=== INSTRUCTION ===
Wherever the string "stock" occurs in a line of these records, report that line.

=== SOURCE DATA ===
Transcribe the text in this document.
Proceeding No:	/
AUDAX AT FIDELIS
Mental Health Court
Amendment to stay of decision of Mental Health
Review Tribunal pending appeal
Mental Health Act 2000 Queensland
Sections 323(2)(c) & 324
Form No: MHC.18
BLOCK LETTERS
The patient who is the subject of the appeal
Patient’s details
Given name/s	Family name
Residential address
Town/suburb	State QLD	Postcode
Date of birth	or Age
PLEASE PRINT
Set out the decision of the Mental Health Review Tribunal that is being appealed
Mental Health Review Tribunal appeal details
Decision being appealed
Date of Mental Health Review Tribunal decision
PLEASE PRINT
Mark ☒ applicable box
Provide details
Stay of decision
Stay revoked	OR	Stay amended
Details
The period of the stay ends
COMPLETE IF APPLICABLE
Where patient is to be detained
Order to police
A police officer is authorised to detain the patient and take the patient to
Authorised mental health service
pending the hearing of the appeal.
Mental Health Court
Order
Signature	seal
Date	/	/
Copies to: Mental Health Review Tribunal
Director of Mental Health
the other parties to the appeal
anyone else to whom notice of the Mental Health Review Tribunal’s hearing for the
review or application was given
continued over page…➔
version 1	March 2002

* * *

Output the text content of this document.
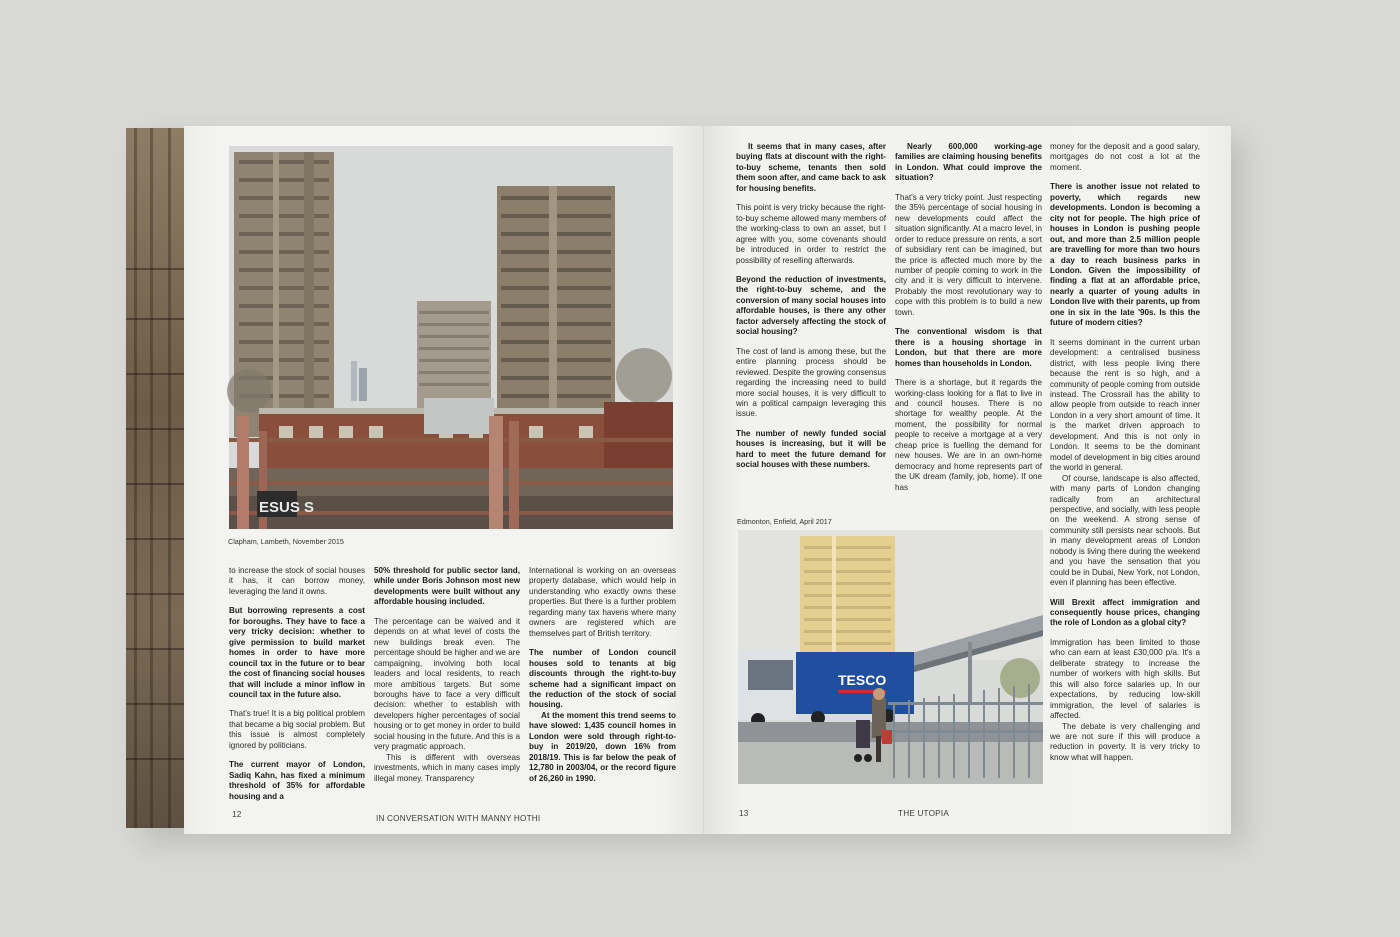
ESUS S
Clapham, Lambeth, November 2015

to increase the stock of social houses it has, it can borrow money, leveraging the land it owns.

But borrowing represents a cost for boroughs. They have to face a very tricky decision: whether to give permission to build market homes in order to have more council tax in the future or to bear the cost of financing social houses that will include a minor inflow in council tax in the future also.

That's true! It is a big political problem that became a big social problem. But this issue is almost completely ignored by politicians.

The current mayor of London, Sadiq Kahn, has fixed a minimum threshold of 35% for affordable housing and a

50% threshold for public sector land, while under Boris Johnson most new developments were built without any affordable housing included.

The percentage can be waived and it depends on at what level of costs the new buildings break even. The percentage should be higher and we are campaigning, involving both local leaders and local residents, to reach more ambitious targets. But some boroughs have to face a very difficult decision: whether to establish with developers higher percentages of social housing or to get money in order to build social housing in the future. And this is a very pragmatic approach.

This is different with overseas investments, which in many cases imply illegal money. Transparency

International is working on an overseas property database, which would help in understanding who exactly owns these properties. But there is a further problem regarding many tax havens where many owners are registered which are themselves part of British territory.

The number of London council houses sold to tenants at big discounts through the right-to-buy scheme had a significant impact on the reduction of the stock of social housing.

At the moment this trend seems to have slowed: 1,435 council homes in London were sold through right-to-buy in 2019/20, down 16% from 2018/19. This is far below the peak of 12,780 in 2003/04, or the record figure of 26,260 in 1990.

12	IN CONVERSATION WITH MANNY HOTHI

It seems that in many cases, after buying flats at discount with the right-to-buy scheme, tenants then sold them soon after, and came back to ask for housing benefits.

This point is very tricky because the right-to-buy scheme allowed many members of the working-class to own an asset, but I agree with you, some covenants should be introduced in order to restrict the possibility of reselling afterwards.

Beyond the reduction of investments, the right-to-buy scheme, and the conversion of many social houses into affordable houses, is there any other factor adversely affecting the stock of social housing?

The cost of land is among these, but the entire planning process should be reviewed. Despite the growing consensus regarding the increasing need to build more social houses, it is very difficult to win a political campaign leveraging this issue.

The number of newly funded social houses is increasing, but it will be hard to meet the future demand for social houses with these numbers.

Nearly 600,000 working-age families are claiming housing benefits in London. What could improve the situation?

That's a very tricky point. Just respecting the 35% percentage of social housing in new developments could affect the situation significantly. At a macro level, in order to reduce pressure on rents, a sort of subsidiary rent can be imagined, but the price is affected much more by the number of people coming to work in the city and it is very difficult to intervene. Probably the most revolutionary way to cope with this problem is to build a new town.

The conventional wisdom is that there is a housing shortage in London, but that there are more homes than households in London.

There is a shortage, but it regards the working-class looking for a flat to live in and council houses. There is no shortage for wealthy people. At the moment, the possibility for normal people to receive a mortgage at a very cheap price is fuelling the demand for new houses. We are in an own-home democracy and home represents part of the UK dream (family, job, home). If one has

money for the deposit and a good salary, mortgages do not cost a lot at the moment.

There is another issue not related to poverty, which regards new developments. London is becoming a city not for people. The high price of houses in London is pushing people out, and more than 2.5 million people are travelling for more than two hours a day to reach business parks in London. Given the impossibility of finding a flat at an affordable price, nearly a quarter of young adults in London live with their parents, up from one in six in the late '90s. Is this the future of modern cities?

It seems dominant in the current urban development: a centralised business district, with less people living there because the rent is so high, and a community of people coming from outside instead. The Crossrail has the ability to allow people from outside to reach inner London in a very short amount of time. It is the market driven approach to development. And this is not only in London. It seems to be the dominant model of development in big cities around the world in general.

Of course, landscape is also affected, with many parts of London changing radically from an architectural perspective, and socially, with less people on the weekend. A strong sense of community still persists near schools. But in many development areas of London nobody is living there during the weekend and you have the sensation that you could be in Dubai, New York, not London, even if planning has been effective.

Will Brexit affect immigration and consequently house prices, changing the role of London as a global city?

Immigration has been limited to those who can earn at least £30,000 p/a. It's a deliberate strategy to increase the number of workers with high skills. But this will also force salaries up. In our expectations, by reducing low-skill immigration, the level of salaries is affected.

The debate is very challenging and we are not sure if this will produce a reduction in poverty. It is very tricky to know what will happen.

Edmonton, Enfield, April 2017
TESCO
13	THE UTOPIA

==

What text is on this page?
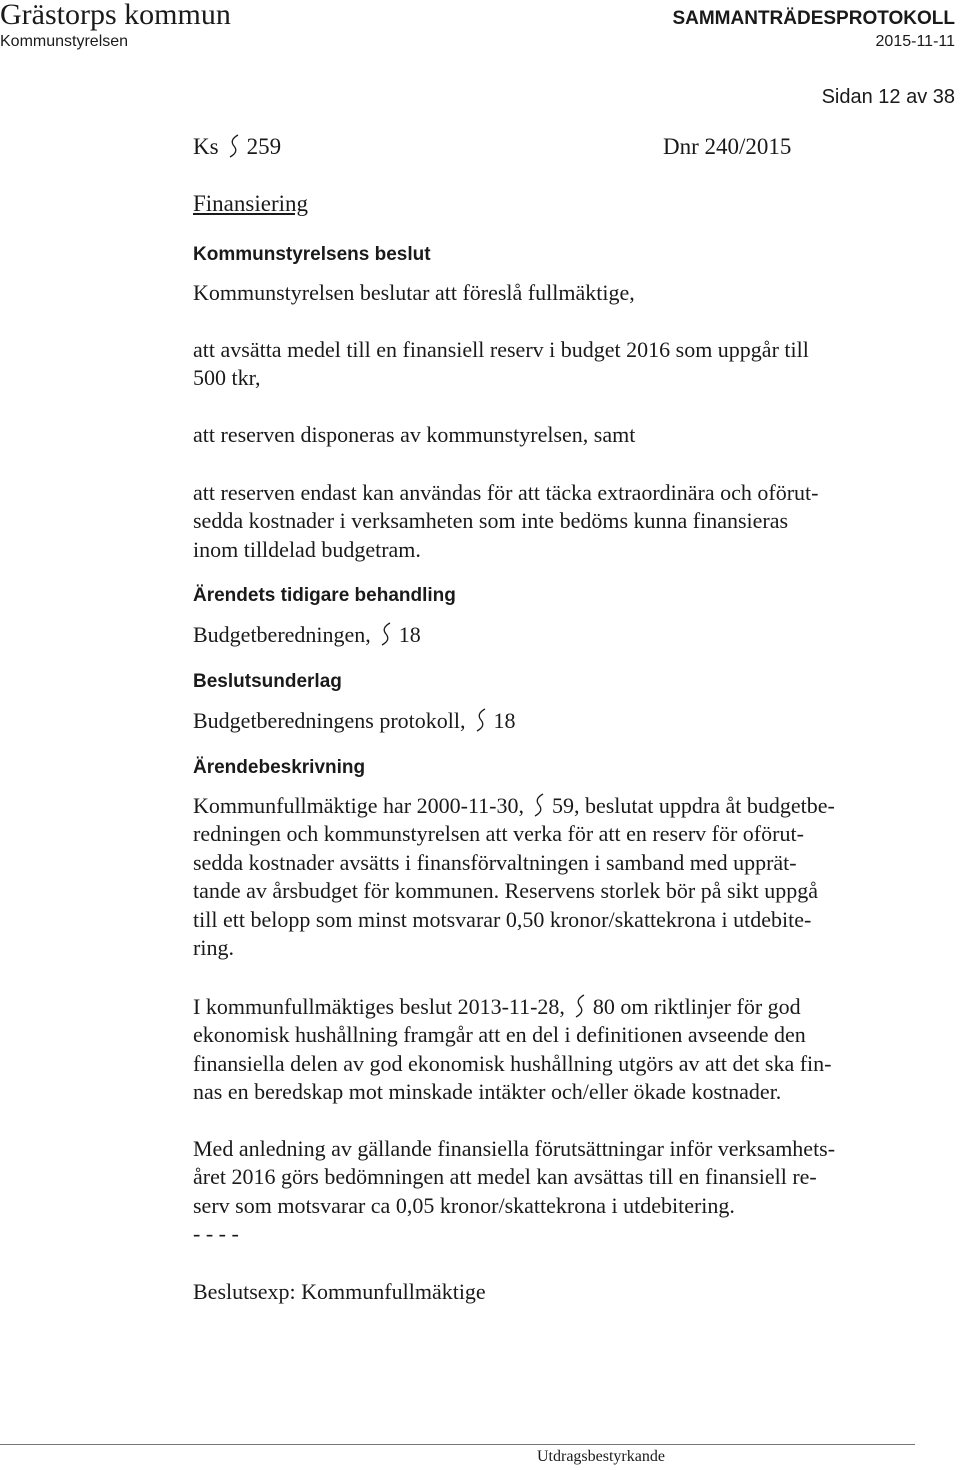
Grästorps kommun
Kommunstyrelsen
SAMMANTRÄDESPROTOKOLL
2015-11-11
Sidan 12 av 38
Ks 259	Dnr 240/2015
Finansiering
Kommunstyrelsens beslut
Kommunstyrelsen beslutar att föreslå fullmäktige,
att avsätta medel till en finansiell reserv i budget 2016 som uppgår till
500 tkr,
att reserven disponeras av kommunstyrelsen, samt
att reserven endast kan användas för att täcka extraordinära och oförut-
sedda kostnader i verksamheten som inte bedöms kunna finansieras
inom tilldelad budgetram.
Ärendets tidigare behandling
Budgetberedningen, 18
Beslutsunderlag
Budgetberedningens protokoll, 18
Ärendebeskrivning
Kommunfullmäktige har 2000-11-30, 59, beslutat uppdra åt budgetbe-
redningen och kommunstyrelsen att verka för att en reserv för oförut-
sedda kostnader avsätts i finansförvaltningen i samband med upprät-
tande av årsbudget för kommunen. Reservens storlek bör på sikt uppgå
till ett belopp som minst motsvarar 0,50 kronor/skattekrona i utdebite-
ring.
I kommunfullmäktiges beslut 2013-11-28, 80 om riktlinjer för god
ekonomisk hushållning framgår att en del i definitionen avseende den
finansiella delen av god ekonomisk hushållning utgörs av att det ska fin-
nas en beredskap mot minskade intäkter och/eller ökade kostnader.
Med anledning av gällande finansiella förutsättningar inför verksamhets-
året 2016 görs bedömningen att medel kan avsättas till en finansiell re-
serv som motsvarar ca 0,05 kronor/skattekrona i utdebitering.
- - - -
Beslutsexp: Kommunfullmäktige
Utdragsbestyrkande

=== COMPLETED EXERCISE ===
to increase the stock of social houses it has, it can borrow money, leveraging the land it owns.
The number of London council houses sold to tenants at big discounts through the right-to-buy scheme had a significant impact on the reduction of the stock of social housing.
Beyond the reduction of investments, the right-to-buy scheme, and the conversion of many social houses into affordable houses, is there any other factor adversely affecting the stock of social housing?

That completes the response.